[WHAT IS ASKED] In the entries below, identify every line with the string "this" and copy it.

[EXTRACTED MATERIAL]
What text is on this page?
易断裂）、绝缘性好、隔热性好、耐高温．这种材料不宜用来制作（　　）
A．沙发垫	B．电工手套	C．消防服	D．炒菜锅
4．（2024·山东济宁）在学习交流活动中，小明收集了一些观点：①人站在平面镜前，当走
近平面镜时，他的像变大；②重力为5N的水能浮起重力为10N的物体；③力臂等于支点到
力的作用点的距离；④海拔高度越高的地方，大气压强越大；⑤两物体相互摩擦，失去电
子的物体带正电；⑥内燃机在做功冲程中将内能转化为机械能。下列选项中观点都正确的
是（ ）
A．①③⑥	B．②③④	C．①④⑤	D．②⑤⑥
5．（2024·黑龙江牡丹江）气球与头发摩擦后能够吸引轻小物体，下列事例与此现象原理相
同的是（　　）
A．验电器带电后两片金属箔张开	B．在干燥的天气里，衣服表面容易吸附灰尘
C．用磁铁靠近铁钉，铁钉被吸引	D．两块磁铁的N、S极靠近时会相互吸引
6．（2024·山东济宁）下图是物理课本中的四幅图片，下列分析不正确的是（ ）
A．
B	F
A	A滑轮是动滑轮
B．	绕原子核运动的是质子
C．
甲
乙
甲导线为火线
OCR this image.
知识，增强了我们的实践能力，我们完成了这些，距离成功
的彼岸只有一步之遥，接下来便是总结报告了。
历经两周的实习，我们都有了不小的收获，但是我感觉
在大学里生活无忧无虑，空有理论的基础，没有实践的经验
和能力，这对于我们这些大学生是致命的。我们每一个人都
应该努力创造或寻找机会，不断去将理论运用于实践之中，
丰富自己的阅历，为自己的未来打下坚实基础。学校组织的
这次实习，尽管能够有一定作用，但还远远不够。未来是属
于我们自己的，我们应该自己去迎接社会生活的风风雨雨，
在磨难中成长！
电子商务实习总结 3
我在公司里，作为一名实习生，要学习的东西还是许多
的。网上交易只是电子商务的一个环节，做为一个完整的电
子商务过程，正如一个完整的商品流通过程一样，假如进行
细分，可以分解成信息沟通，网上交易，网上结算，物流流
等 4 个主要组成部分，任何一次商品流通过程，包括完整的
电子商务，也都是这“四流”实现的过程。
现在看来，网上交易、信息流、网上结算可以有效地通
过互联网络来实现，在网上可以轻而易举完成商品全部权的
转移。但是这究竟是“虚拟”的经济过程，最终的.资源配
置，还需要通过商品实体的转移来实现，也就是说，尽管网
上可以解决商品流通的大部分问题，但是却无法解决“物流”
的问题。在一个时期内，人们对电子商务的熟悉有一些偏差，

[COMPLETED TASK]
What text is on this page?
OCR this image.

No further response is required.